TO DO:
Every line containing the word "Stockholders" needs to be found and copied.

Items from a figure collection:

..............................

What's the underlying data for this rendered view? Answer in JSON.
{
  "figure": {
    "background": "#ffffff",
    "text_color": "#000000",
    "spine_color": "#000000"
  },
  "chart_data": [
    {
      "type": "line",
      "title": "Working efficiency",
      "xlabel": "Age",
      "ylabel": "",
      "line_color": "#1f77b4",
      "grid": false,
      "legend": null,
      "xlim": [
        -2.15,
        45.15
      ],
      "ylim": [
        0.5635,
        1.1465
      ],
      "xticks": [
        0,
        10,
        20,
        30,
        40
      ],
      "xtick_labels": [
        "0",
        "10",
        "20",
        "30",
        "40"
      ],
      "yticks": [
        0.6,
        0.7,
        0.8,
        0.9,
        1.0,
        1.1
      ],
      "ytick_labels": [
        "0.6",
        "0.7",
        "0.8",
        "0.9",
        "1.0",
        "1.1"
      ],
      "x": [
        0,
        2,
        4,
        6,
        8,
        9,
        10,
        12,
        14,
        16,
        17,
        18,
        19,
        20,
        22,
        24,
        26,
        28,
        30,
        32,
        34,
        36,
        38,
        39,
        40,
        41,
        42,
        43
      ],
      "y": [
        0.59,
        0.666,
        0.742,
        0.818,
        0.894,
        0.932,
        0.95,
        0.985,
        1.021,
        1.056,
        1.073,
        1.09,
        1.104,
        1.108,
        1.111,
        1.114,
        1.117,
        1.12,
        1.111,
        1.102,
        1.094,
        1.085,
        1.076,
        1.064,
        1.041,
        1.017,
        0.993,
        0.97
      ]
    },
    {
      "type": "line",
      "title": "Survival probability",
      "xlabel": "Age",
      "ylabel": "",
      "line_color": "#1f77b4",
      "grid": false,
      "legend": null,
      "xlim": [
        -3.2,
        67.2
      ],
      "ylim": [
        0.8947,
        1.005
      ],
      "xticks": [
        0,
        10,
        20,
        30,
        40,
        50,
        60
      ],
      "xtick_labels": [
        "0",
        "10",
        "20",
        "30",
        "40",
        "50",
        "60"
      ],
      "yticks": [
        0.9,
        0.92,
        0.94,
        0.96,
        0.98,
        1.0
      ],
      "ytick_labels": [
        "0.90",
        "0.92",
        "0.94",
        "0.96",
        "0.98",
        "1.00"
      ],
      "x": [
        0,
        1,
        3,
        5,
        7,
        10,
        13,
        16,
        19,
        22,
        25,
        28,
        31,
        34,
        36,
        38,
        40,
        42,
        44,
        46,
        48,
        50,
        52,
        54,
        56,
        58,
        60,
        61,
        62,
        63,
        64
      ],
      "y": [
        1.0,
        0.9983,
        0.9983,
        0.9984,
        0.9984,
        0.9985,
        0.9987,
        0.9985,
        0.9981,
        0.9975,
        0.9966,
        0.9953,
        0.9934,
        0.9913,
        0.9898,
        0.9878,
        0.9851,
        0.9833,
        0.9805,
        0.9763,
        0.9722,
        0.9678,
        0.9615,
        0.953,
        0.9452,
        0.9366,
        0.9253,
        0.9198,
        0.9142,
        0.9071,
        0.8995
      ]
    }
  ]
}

..............................

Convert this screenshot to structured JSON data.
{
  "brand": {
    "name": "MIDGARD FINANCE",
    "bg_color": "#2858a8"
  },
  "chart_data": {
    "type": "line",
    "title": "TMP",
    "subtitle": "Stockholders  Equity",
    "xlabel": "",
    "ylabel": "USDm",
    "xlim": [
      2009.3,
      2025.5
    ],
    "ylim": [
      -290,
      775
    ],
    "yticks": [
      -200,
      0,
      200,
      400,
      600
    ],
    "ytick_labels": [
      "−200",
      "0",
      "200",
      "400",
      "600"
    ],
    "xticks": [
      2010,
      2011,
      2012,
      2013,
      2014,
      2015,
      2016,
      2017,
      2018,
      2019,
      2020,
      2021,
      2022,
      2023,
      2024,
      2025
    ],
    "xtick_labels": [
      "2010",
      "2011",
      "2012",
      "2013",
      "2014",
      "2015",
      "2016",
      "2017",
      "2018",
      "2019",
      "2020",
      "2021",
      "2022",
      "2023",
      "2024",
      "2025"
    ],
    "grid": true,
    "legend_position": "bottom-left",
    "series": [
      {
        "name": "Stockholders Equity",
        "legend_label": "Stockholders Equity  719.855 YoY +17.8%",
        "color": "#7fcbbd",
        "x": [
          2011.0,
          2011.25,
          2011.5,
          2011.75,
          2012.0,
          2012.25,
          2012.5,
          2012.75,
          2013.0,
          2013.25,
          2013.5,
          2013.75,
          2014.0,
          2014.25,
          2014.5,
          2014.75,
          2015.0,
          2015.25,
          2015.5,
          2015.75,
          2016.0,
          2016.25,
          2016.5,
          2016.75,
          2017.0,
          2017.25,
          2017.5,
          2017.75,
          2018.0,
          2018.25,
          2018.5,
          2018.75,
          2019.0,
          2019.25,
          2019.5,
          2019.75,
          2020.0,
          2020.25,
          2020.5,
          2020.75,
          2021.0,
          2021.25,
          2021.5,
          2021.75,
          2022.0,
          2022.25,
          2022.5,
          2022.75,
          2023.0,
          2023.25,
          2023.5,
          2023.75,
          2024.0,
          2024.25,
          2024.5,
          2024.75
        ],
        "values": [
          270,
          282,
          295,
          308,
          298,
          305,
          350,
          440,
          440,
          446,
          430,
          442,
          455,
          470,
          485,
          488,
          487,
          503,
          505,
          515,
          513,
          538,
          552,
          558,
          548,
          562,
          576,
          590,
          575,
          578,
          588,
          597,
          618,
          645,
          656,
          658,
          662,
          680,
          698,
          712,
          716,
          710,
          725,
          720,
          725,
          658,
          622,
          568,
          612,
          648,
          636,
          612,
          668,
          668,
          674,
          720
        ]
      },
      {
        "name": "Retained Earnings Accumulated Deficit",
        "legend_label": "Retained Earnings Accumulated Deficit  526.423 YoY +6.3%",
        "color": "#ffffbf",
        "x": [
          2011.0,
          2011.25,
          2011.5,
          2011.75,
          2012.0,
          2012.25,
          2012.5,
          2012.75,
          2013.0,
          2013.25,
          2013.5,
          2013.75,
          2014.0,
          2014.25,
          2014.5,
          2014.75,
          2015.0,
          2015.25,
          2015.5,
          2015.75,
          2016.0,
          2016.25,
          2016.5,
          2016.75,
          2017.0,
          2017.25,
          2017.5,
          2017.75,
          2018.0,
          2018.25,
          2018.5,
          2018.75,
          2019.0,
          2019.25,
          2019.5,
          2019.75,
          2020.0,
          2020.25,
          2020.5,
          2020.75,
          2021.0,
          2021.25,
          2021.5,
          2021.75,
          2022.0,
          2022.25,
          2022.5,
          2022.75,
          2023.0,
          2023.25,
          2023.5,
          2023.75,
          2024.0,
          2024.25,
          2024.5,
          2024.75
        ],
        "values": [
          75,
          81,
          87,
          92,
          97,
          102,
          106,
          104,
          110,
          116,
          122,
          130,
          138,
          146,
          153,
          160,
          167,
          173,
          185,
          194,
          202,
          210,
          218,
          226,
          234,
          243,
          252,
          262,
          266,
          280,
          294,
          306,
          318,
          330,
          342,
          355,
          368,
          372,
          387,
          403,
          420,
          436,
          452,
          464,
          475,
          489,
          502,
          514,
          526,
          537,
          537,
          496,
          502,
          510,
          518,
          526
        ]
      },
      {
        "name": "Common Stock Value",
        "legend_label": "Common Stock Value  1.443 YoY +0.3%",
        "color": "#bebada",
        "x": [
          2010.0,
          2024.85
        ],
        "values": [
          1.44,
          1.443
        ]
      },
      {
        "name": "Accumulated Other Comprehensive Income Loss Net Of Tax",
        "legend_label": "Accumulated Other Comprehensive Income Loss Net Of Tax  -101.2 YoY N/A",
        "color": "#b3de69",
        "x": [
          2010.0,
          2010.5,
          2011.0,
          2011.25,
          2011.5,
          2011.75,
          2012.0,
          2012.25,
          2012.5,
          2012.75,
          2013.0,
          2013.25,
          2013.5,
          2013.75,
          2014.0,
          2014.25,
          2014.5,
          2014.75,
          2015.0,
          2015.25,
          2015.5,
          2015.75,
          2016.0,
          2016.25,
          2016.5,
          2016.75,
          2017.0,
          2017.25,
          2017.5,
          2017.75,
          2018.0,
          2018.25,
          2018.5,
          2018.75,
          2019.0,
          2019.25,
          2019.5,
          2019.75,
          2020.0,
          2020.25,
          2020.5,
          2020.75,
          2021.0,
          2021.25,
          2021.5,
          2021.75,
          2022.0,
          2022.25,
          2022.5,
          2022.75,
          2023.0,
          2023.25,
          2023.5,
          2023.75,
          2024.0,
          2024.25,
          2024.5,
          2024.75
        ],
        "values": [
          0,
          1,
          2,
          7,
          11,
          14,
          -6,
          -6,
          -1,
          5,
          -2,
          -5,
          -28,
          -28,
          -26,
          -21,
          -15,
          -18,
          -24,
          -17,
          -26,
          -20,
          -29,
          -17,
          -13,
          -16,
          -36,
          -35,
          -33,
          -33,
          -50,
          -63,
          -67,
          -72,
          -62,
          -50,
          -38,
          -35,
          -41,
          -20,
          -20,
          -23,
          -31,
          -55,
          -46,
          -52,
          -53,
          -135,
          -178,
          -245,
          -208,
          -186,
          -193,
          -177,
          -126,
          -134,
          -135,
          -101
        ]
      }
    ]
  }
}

..............................

EXERCISE RESULT:
    "subtitle": "Stockholders  Equity",
        "name": "Stockholders Equity",
        "legend_label": "Stockholders Equity  719.855 YoY +17.8%",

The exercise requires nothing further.